Problem description: Reproduce every record exactly as it appears, but not the pictures.

Data shown:

****

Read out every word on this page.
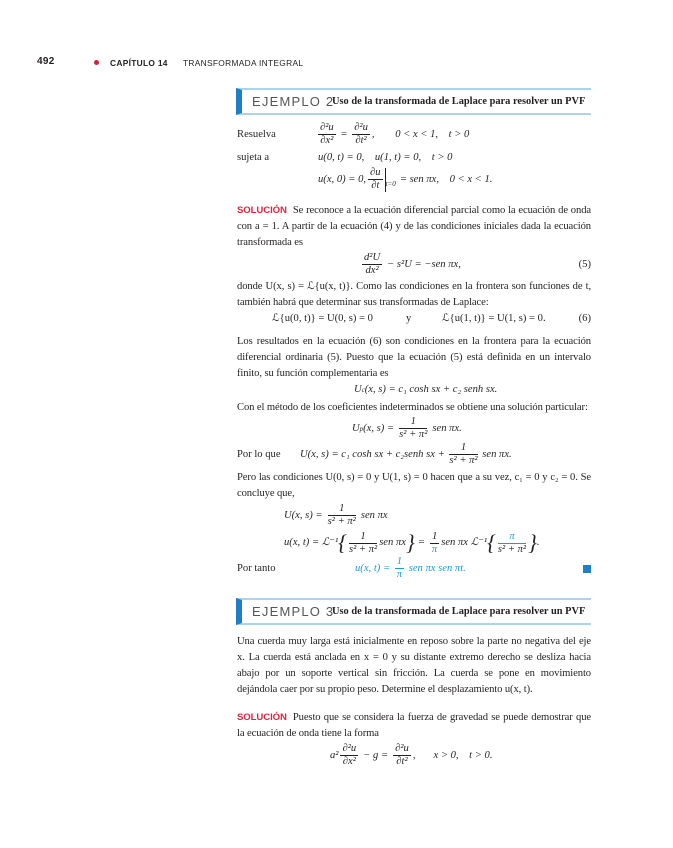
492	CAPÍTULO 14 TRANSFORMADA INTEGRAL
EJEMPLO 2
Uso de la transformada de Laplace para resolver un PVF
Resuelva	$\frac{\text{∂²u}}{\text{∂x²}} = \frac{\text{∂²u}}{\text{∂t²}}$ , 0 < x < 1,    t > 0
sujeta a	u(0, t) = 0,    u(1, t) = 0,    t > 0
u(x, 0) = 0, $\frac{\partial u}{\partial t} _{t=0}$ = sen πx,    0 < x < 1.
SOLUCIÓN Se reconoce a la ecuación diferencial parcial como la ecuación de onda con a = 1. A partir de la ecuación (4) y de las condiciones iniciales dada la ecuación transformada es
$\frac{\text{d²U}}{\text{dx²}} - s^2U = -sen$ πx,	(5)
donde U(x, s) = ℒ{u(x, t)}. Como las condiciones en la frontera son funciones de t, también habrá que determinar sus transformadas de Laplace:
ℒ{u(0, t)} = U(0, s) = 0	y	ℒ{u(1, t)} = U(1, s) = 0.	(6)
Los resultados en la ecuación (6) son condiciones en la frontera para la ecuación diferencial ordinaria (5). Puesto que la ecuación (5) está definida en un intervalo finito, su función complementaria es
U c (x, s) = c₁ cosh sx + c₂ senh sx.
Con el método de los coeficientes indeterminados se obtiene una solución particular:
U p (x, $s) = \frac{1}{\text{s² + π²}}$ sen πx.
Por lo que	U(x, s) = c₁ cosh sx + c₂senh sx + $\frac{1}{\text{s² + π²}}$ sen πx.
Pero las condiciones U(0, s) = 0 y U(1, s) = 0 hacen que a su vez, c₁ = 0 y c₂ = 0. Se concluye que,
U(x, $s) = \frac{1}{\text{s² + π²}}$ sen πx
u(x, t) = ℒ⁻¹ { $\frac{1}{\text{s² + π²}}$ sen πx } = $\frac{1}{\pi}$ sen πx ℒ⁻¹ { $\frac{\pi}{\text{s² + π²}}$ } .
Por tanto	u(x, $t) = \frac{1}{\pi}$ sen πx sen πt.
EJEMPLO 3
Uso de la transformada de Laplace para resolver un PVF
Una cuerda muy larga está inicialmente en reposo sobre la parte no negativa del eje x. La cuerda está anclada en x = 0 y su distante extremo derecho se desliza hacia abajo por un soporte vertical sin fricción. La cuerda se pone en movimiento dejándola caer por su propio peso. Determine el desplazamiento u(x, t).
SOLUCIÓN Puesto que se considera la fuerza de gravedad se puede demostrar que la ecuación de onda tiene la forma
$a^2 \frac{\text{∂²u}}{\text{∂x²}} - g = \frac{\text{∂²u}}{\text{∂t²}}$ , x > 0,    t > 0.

****

Output for this exercise:
Read out every word on this page.
492	CAPÍTULO 14 TRANSFORMADA INTEGRAL
EJEMPLO 2
Uso de la transformada de Laplace para resolver un PVF
Resuelva	$\frac{\text{∂²u}}{\text{∂x²}} = \frac{\text{∂²u}}{\text{∂t²}}$ , 0 < x < 1,    t > 0
sujeta a	u(0, t) = 0,    u(1, t) = 0,    t > 0
u(x, 0) = 0, $\frac{\partial u}{\partial t} _{t=0}$ = sen πx,    0 < x < 1.
SOLUCIÓN Se reconoce a la ecuación diferencial parcial como la ecuación de onda con a = 1. A partir de la ecuación (4) y de las condiciones iniciales dada la ecuación transformada es
$\frac{\text{d²U}}{\text{dx²}} - s^2U = -sen$ πx,	(5)
donde U(x, s) = ℒ{u(x, t)}. Como las condiciones en la frontera son funciones de t, también habrá que determinar sus transformadas de Laplace:
ℒ{u(0, t)} = U(0, s) = 0	y	ℒ{u(1, t)} = U(1, s) = 0.	(6)
Los resultados en la ecuación (6) son condiciones en la frontera para la ecuación diferencial ordinaria (5). Puesto que la ecuación (5) está definida en un intervalo finito, su función complementaria es
U c (x, s) = c₁ cosh sx + c₂ senh sx.
Con el método de los coeficientes indeterminados se obtiene una solución particular:
U p (x, $s) = \frac{1}{\text{s² + π²}}$ sen πx.
Por lo que	U(x, s) = c₁ cosh sx + c₂senh sx + $\frac{1}{\text{s² + π²}}$ sen πx.
Pero las condiciones U(0, s) = 0 y U(1, s) = 0 hacen que a su vez, c₁ = 0 y c₂ = 0. Se concluye que,
U(x, $s) = \frac{1}{\text{s² + π²}}$ sen πx
u(x, t) = ℒ⁻¹ { $\frac{1}{\text{s² + π²}}$ sen πx } = $\frac{1}{\pi}$ sen πx ℒ⁻¹ { $\frac{\pi}{\text{s² + π²}}$ } .
Por tanto	u(x, $t) = \frac{1}{\pi}$ sen πx sen πt.
EJEMPLO 3
Uso de la transformada de Laplace para resolver un PVF
Una cuerda muy larga está inicialmente en reposo sobre la parte no negativa del eje x. La cuerda está anclada en x = 0 y su distante extremo derecho se desliza hacia abajo por un soporte vertical sin fricción. La cuerda se pone en movimiento dejándola caer por su propio peso. Determine el desplazamiento u(x, t).
SOLUCIÓN Puesto que se considera la fuerza de gravedad se puede demostrar que la ecuación de onda tiene la forma
$a^2 \frac{\text{∂²u}}{\text{∂x²}} - g = \frac{\text{∂²u}}{\text{∂t²}}$ , x > 0,    t > 0.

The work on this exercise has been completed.